- [Given problem]:
Write out each line of the listing as it stands, without the images.

- [Supplied entries]:
★ ★ ★

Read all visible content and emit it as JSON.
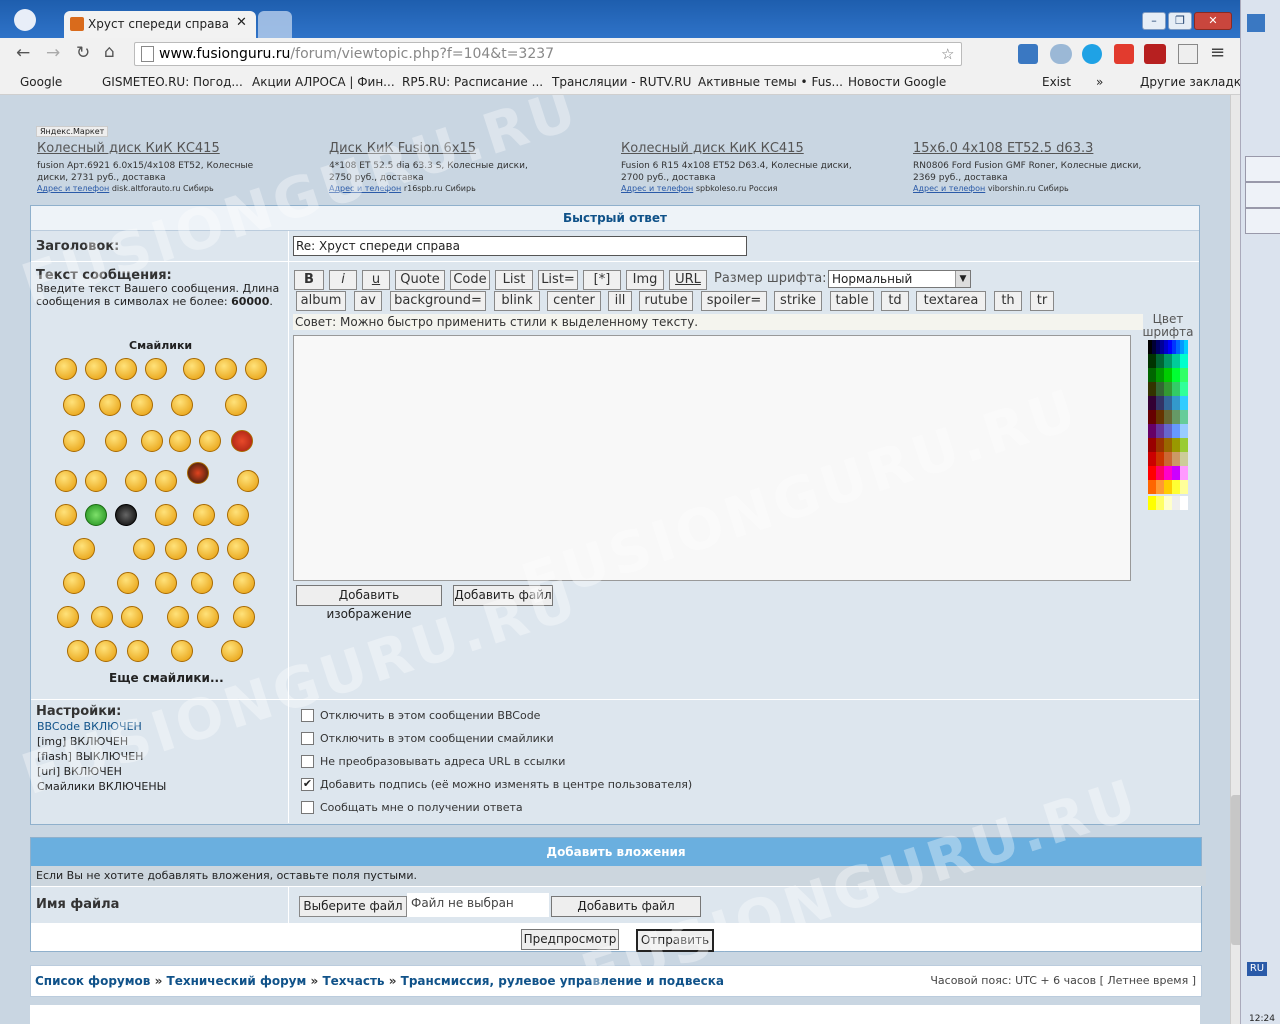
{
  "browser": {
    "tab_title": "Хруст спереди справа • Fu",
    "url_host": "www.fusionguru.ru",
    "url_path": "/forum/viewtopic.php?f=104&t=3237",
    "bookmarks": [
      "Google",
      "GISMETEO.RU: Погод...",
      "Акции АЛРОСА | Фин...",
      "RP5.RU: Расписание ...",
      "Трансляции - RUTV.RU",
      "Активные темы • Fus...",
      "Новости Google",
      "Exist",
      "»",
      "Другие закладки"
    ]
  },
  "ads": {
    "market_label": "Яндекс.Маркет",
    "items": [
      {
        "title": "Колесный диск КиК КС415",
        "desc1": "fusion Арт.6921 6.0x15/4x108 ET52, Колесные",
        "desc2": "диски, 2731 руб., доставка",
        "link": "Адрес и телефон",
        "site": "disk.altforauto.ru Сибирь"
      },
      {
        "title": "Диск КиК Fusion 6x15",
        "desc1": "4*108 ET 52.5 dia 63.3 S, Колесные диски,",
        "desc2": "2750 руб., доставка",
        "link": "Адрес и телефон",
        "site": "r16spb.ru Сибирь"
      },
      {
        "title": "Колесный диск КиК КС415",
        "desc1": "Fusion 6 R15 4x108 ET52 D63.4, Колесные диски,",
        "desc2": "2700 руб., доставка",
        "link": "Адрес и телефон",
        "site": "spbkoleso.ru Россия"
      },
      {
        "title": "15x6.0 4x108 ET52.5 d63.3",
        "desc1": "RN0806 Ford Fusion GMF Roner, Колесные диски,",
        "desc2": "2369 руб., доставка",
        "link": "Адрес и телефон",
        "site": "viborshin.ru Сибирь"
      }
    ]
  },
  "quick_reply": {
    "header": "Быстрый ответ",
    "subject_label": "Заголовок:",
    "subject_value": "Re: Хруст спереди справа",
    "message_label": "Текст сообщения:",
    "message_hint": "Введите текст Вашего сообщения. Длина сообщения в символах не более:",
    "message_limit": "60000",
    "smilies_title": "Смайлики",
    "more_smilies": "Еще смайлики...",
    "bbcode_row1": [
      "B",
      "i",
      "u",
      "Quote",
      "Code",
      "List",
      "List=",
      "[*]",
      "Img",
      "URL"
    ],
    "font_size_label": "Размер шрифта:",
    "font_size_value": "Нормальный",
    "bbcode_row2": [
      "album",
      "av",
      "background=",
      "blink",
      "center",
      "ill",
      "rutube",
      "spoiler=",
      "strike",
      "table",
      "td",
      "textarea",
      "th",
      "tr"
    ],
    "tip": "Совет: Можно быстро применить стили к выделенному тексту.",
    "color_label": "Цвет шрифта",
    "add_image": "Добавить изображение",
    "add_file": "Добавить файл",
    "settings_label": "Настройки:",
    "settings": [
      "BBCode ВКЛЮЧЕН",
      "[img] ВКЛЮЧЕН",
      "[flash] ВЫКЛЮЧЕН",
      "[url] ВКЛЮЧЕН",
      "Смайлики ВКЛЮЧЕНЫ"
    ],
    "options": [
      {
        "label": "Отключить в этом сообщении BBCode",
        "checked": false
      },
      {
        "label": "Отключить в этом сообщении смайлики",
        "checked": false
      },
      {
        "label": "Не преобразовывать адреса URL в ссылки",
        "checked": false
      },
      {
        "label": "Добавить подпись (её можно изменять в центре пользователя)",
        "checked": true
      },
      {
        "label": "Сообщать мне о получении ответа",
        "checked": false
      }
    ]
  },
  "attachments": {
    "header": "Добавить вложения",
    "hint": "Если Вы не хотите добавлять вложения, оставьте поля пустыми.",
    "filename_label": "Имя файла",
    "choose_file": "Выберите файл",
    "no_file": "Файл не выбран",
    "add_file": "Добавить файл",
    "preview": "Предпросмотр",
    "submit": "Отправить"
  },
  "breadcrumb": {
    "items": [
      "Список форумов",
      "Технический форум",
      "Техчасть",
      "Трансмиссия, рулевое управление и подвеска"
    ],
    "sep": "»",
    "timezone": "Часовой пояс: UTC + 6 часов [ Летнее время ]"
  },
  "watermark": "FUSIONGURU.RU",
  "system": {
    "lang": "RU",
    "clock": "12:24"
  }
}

★ ★ ★

- [Written response]:
Read all visible content and emit it as JSON.
{
  "browser": {
    "tab_title": "Хруст спереди справа • Fu",
    "url_host": "www.fusionguru.ru",
    "url_path": "/forum/viewtopic.php?f=104&t=3237",
    "bookmarks": [
      "Google",
      "GISMETEO.RU: Погод...",
      "Акции АЛРОСА | Фин...",
      "RP5.RU: Расписание ...",
      "Трансляции - RUTV.RU",
      "Активные темы • Fus...",
      "Новости Google",
      "Exist",
      "»",
      "Другие закладки"
    ]
  },
  "ads": {
    "market_label": "Яндекс.Маркет",
    "items": [
      {
        "title": "Колесный диск КиК КС415",
        "desc1": "fusion Арт.6921 6.0x15/4x108 ET52, Колесные",
        "desc2": "диски, 2731 руб., доставка",
        "link": "Адрес и телефон",
        "site": "disk.altforauto.ru Сибирь"
      },
      {
        "title": "Диск КиК Fusion 6x15",
        "desc1": "4*108 ET 52.5 dia 63.3 S, Колесные диски,",
        "desc2": "2750 руб., доставка",
        "link": "Адрес и телефон",
        "site": "r16spb.ru Сибирь"
      },
      {
        "title": "Колесный диск КиК КС415",
        "desc1": "Fusion 6 R15 4x108 ET52 D63.4, Колесные диски,",
        "desc2": "2700 руб., доставка",
        "link": "Адрес и телефон",
        "site": "spbkoleso.ru Россия"
      },
      {
        "title": "15x6.0 4x108 ET52.5 d63.3",
        "desc1": "RN0806 Ford Fusion GMF Roner, Колесные диски,",
        "desc2": "2369 руб., доставка",
        "link": "Адрес и телефон",
        "site": "viborshin.ru Сибирь"
      }
    ]
  },
  "quick_reply": {
    "header": "Быстрый ответ",
    "subject_label": "Заголовок:",
    "subject_value": "Re: Хруст спереди справа",
    "message_label": "Текст сообщения:",
    "message_hint": "Введите текст Вашего сообщения. Длина сообщения в символах не более:",
    "message_limit": "60000",
    "smilies_title": "Смайлики",
    "more_smilies": "Еще смайлики...",
    "bbcode_row1": [
      "B",
      "i",
      "u",
      "Quote",
      "Code",
      "List",
      "List=",
      "[*]",
      "Img",
      "URL"
    ],
    "font_size_label": "Размер шрифта:",
    "font_size_value": "Нормальный",
    "bbcode_row2": [
      "album",
      "av",
      "background=",
      "blink",
      "center",
      "ill",
      "rutube",
      "spoiler=",
      "strike",
      "table",
      "td",
      "textarea",
      "th",
      "tr"
    ],
    "tip": "Совет: Можно быстро применить стили к выделенному тексту.",
    "color_label": "Цвет шрифта",
    "add_image": "Добавить изображение",
    "add_file": "Добавить файл",
    "settings_label": "Настройки:",
    "settings": [
      "BBCode ВКЛЮЧЕН",
      "[img] ВКЛЮЧЕН",
      "[flash] ВЫКЛЮЧЕН",
      "[url] ВКЛЮЧЕН",
      "Смайлики ВКЛЮЧЕНЫ"
    ],
    "options": [
      {
        "label": "Отключить в этом сообщении BBCode",
        "checked": false
      },
      {
        "label": "Отключить в этом сообщении смайлики",
        "checked": false
      },
      {
        "label": "Не преобразовывать адреса URL в ссылки",
        "checked": false
      },
      {
        "label": "Добавить подпись (её можно изменять в центре пользователя)",
        "checked": true
      },
      {
        "label": "Сообщать мне о получении ответа",
        "checked": false
      }
    ]
  },
  "attachments": {
    "header": "Добавить вложения",
    "hint": "Если Вы не хотите добавлять вложения, оставьте поля пустыми.",
    "filename_label": "Имя файла",
    "choose_file": "Выберите файл",
    "no_file": "Файл не выбран",
    "add_file": "Добавить файл",
    "preview": "Предпросмотр",
    "submit": "Отправить"
  },
  "breadcrumb": {
    "items": [
      "Список форумов",
      "Технический форум",
      "Техчасть",
      "Трансмиссия, рулевое управление и подвеска"
    ],
    "sep": "»",
    "timezone": "Часовой пояс: UTC + 6 часов [ Летнее время ]"
  },
  "watermark": "FUSIONGURU.RU",
  "system": {
    "lang": "RU",
    "clock": "12:24"
  }
}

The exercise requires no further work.